▶ [DIRECTIVE] Every record must be repeated exactly, with no omission.

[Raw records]
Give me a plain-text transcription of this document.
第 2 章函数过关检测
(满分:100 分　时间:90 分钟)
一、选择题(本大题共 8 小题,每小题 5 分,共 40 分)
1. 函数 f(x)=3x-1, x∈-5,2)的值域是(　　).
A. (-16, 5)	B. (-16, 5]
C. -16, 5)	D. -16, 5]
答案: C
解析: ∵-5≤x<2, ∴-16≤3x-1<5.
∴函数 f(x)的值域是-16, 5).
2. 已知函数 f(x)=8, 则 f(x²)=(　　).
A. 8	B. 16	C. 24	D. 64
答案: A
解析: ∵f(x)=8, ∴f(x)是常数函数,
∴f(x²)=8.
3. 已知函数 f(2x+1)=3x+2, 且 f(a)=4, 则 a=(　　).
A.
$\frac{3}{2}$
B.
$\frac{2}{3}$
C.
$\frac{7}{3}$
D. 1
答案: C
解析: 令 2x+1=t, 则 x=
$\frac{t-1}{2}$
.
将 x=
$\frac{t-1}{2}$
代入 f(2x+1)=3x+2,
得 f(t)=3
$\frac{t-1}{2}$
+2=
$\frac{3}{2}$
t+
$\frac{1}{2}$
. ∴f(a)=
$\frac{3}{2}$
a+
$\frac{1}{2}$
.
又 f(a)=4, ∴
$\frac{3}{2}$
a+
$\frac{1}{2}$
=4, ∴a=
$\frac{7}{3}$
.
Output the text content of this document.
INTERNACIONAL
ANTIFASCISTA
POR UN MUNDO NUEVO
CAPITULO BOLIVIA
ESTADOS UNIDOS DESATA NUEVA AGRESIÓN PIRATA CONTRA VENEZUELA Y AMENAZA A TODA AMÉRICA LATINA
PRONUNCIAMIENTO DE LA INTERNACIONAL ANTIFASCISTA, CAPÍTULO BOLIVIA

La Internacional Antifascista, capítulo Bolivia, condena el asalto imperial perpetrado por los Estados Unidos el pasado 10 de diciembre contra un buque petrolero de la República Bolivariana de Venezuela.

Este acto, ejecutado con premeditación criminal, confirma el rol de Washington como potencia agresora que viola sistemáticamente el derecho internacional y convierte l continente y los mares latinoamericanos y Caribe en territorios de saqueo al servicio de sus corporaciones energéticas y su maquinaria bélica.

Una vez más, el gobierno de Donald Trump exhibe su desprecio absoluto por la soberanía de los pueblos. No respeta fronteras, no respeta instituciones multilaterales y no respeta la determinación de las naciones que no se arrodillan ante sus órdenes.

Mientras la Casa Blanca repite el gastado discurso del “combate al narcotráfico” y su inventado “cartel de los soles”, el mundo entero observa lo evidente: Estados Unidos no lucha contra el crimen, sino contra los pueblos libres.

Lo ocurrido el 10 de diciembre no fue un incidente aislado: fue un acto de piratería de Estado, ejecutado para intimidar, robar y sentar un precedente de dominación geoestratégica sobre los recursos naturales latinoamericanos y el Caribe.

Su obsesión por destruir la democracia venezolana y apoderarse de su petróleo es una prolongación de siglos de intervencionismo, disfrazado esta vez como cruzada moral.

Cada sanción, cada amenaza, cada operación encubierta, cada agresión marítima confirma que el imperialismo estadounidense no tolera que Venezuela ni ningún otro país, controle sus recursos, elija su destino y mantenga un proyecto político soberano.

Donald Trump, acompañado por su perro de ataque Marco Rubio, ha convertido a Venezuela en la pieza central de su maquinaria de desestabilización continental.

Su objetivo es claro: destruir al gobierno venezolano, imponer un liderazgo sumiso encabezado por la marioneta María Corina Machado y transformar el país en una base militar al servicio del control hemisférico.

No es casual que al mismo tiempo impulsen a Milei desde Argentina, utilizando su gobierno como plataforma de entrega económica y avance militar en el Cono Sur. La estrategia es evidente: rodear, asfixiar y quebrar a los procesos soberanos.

▶ [EXPECTED ANSWER]
Give me a plain-text transcription of this document.
第 2 章函数过关检测
(满分:100 分　时间:90 分钟)
一、选择题(本大题共 8 小题,每小题 5 分,共 40 分)
1. 函数 f(x)=3x-1, x∈-5,2)的值域是(　　).
A. (-16, 5)	B. (-16, 5]
C. -16, 5)	D. -16, 5]
答案: C
解析: ∵-5≤x<2, ∴-16≤3x-1<5.
∴函数 f(x)的值域是-16, 5).
2. 已知函数 f(x)=8, 则 f(x²)=(　　).
A. 8	B. 16	C. 24	D. 64
答案: A
解析: ∵f(x)=8, ∴f(x)是常数函数,
∴f(x²)=8.
3. 已知函数 f(2x+1)=3x+2, 且 f(a)=4, 则 a=(　　).
A.
$\frac{3}{2}$
B.
$\frac{2}{3}$
C.
$\frac{7}{3}$
D. 1
答案: C
解析: 令 2x+1=t, 则 x=
$\frac{t-1}{2}$
.
将 x=
$\frac{t-1}{2}$
代入 f(2x+1)=3x+2,
得 f(t)=3
$\frac{t-1}{2}$
+2=
$\frac{3}{2}$
t+
$\frac{1}{2}$
. ∴f(a)=
$\frac{3}{2}$
a+
$\frac{1}{2}$
.
又 f(a)=4, ∴
$\frac{3}{2}$
a+
$\frac{1}{2}$
=4, ∴a=
$\frac{7}{3}$
.
Output the text content of this document.
INTERNACIONAL
ANTIFASCISTA
POR UN MUNDO NUEVO
CAPITULO BOLIVIA
ESTADOS UNIDOS DESATA NUEVA AGRESIÓN PIRATA CONTRA VENEZUELA Y AMENAZA A TODA AMÉRICA LATINA
PRONUNCIAMIENTO DE LA INTERNACIONAL ANTIFASCISTA, CAPÍTULO BOLIVIA

La Internacional Antifascista, capítulo Bolivia, condena el asalto imperial perpetrado por los Estados Unidos el pasado 10 de diciembre contra un buque petrolero de la República Bolivariana de Venezuela.

Este acto, ejecutado con premeditación criminal, confirma el rol de Washington como potencia agresora que viola sistemáticamente el derecho internacional y convierte l continente y los mares latinoamericanos y Caribe en territorios de saqueo al servicio de sus corporaciones energéticas y su maquinaria bélica.

Una vez más, el gobierno de Donald Trump exhibe su desprecio absoluto por la soberanía de los pueblos. No respeta fronteras, no respeta instituciones multilaterales y no respeta la determinación de las naciones que no se arrodillan ante sus órdenes.

Mientras la Casa Blanca repite el gastado discurso del “combate al narcotráfico” y su inventado “cartel de los soles”, el mundo entero observa lo evidente: Estados Unidos no lucha contra el crimen, sino contra los pueblos libres.

Lo ocurrido el 10 de diciembre no fue un incidente aislado: fue un acto de piratería de Estado, ejecutado para intimidar, robar y sentar un precedente de dominación geoestratégica sobre los recursos naturales latinoamericanos y el Caribe.

Su obsesión por destruir la democracia venezolana y apoderarse de su petróleo es una prolongación de siglos de intervencionismo, disfrazado esta vez como cruzada moral.

Cada sanción, cada amenaza, cada operación encubierta, cada agresión marítima confirma que el imperialismo estadounidense no tolera que Venezuela ni ningún otro país, controle sus recursos, elija su destino y mantenga un proyecto político soberano.

Donald Trump, acompañado por su perro de ataque Marco Rubio, ha convertido a Venezuela en la pieza central de su maquinaria de desestabilización continental.

Su objetivo es claro: destruir al gobierno venezolano, imponer un liderazgo sumiso encabezado por la marioneta María Corina Machado y transformar el país en una base militar al servicio del control hemisférico.

No es casual que al mismo tiempo impulsen a Milei desde Argentina, utilizando su gobierno como plataforma de entrega económica y avance militar en el Cono Sur. La estrategia es evidente: rodear, asfixiar y quebrar a los procesos soberanos.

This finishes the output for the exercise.